> Instructions to follow
Set down the material once more, exactly as it appears.
═══ Source records
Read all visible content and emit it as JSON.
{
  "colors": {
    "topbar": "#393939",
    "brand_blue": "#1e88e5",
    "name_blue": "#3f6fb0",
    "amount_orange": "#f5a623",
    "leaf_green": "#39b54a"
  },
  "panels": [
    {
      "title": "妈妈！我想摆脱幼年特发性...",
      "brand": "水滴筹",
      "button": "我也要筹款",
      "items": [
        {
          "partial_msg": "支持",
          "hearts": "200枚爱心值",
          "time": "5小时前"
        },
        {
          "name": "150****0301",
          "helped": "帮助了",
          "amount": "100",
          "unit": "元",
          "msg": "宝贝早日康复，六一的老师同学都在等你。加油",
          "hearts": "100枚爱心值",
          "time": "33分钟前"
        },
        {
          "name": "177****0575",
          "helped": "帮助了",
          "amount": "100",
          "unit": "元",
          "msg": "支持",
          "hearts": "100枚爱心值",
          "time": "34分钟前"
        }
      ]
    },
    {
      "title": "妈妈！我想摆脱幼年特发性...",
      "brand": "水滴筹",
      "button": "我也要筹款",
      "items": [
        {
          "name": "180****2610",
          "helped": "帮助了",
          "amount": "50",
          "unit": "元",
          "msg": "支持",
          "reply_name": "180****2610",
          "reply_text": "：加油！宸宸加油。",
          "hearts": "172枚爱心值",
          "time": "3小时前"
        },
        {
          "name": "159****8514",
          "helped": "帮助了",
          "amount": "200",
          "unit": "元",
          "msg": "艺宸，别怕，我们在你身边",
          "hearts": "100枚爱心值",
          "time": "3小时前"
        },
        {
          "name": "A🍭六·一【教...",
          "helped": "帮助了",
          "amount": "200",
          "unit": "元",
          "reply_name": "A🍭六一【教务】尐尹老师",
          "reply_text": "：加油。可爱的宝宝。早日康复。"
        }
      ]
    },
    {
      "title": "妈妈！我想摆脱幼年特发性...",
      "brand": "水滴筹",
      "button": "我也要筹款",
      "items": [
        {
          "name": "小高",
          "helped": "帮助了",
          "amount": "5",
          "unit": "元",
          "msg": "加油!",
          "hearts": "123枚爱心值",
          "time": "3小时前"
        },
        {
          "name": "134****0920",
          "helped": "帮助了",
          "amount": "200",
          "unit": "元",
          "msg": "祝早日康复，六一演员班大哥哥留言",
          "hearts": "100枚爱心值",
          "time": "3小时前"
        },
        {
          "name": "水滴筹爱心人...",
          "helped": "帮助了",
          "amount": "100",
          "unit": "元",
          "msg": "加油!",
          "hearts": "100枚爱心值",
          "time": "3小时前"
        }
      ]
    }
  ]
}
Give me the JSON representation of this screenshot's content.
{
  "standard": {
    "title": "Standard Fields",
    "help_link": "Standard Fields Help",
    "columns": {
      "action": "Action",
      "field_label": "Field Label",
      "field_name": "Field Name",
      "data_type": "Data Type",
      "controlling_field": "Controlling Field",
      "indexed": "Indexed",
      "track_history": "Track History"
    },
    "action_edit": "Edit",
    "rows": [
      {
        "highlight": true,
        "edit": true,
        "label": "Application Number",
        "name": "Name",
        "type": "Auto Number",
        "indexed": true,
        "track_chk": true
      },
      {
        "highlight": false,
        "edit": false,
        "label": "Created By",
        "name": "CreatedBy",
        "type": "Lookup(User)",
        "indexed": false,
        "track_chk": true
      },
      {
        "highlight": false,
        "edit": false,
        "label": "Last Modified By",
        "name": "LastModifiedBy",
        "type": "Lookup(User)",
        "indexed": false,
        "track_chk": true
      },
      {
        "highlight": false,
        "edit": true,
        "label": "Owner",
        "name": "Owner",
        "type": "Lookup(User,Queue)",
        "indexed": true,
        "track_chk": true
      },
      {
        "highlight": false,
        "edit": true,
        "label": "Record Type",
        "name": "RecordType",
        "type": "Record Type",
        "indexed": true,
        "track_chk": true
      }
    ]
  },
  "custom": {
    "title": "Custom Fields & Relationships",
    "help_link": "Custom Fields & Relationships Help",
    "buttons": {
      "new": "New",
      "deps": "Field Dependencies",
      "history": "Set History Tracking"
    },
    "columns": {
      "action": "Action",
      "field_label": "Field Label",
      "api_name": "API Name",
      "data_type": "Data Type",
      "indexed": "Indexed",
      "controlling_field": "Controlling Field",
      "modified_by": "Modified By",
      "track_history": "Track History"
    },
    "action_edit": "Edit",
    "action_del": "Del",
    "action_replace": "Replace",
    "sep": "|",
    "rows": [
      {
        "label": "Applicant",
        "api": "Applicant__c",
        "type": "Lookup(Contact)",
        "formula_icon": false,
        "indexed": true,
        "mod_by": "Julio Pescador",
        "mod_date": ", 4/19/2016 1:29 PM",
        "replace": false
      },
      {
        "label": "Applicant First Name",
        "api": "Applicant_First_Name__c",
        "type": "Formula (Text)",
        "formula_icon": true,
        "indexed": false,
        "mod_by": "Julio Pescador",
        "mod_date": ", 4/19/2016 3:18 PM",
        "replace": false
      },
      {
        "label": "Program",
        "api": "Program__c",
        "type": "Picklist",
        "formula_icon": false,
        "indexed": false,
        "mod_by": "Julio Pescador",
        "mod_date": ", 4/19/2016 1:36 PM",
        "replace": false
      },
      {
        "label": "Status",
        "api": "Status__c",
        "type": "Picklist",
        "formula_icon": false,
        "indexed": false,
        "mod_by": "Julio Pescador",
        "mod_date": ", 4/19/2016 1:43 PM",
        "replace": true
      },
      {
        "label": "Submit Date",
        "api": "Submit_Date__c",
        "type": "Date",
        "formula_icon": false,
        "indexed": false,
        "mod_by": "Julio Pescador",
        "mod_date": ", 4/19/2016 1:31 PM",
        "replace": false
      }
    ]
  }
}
══════
> Complete answer
Read all visible content and emit it as JSON.
{
  "colors": {
    "topbar": "#393939",
    "brand_blue": "#1e88e5",
    "name_blue": "#3f6fb0",
    "amount_orange": "#f5a623",
    "leaf_green": "#39b54a"
  },
  "panels": [
    {
      "title": "妈妈！我想摆脱幼年特发性...",
      "brand": "水滴筹",
      "button": "我也要筹款",
      "items": [
        {
          "partial_msg": "支持",
          "hearts": "200枚爱心值",
          "time": "5小时前"
        },
        {
          "name": "150****0301",
          "helped": "帮助了",
          "amount": "100",
          "unit": "元",
          "msg": "宝贝早日康复，六一的老师同学都在等你。加油",
          "hearts": "100枚爱心值",
          "time": "33分钟前"
        },
        {
          "name": "177****0575",
          "helped": "帮助了",
          "amount": "100",
          "unit": "元",
          "msg": "支持",
          "hearts": "100枚爱心值",
          "time": "34分钟前"
        }
      ]
    },
    {
      "title": "妈妈！我想摆脱幼年特发性...",
      "brand": "水滴筹",
      "button": "我也要筹款",
      "items": [
        {
          "name": "180****2610",
          "helped": "帮助了",
          "amount": "50",
          "unit": "元",
          "msg": "支持",
          "reply_name": "180****2610",
          "reply_text": "：加油！宸宸加油。",
          "hearts": "172枚爱心值",
          "time": "3小时前"
        },
        {
          "name": "159****8514",
          "helped": "帮助了",
          "amount": "200",
          "unit": "元",
          "msg": "艺宸，别怕，我们在你身边",
          "hearts": "100枚爱心值",
          "time": "3小时前"
        },
        {
          "name": "A🍭六·一【教...",
          "helped": "帮助了",
          "amount": "200",
          "unit": "元",
          "reply_name": "A🍭六一【教务】尐尹老师",
          "reply_text": "：加油。可爱的宝宝。早日康复。"
        }
      ]
    },
    {
      "title": "妈妈！我想摆脱幼年特发性...",
      "brand": "水滴筹",
      "button": "我也要筹款",
      "items": [
        {
          "name": "小高",
          "helped": "帮助了",
          "amount": "5",
          "unit": "元",
          "msg": "加油!",
          "hearts": "123枚爱心值",
          "time": "3小时前"
        },
        {
          "name": "134****0920",
          "helped": "帮助了",
          "amount": "200",
          "unit": "元",
          "msg": "祝早日康复，六一演员班大哥哥留言",
          "hearts": "100枚爱心值",
          "time": "3小时前"
        },
        {
          "name": "水滴筹爱心人...",
          "helped": "帮助了",
          "amount": "100",
          "unit": "元",
          "msg": "加油!",
          "hearts": "100枚爱心值",
          "time": "3小时前"
        }
      ]
    }
  ]
}
Give me the JSON representation of this screenshot's content.
{
  "standard": {
    "title": "Standard Fields",
    "help_link": "Standard Fields Help",
    "columns": {
      "action": "Action",
      "field_label": "Field Label",
      "field_name": "Field Name",
      "data_type": "Data Type",
      "controlling_field": "Controlling Field",
      "indexed": "Indexed",
      "track_history": "Track History"
    },
    "action_edit": "Edit",
    "rows": [
      {
        "highlight": true,
        "edit": true,
        "label": "Application Number",
        "name": "Name",
        "type": "Auto Number",
        "indexed": true,
        "track_chk": true
      },
      {
        "highlight": false,
        "edit": false,
        "label": "Created By",
        "name": "CreatedBy",
        "type": "Lookup(User)",
        "indexed": false,
        "track_chk": true
      },
      {
        "highlight": false,
        "edit": false,
        "label": "Last Modified By",
        "name": "LastModifiedBy",
        "type": "Lookup(User)",
        "indexed": false,
        "track_chk": true
      },
      {
        "highlight": false,
        "edit": true,
        "label": "Owner",
        "name": "Owner",
        "type": "Lookup(User,Queue)",
        "indexed": true,
        "track_chk": true
      },
      {
        "highlight": false,
        "edit": true,
        "label": "Record Type",
        "name": "RecordType",
        "type": "Record Type",
        "indexed": true,
        "track_chk": true
      }
    ]
  },
  "custom": {
    "title": "Custom Fields & Relationships",
    "help_link": "Custom Fields & Relationships Help",
    "buttons": {
      "new": "New",
      "deps": "Field Dependencies",
      "history": "Set History Tracking"
    },
    "columns": {
      "action": "Action",
      "field_label": "Field Label",
      "api_name": "API Name",
      "data_type": "Data Type",
      "indexed": "Indexed",
      "controlling_field": "Controlling Field",
      "modified_by": "Modified By",
      "track_history": "Track History"
    },
    "action_edit": "Edit",
    "action_del": "Del",
    "action_replace": "Replace",
    "sep": "|",
    "rows": [
      {
        "label": "Applicant",
        "api": "Applicant__c",
        "type": "Lookup(Contact)",
        "formula_icon": false,
        "indexed": true,
        "mod_by": "Julio Pescador",
        "mod_date": ", 4/19/2016 1:29 PM",
        "replace": false
      },
      {
        "label": "Applicant First Name",
        "api": "Applicant_First_Name__c",
        "type": "Formula (Text)",
        "formula_icon": true,
        "indexed": false,
        "mod_by": "Julio Pescador",
        "mod_date": ", 4/19/2016 3:18 PM",
        "replace": false
      },
      {
        "label": "Program",
        "api": "Program__c",
        "type": "Picklist",
        "formula_icon": false,
        "indexed": false,
        "mod_by": "Julio Pescador",
        "mod_date": ", 4/19/2016 1:36 PM",
        "replace": false
      },
      {
        "label": "Status",
        "api": "Status__c",
        "type": "Picklist",
        "formula_icon": false,
        "indexed": false,
        "mod_by": "Julio Pescador",
        "mod_date": ", 4/19/2016 1:43 PM",
        "replace": true
      },
      {
        "label": "Submit Date",
        "api": "Submit_Date__c",
        "type": "Date",
        "formula_icon": false,
        "indexed": false,
        "mod_by": "Julio Pescador",
        "mod_date": ", 4/19/2016 1:31 PM",
        "replace": false
      }
    ]
  }
}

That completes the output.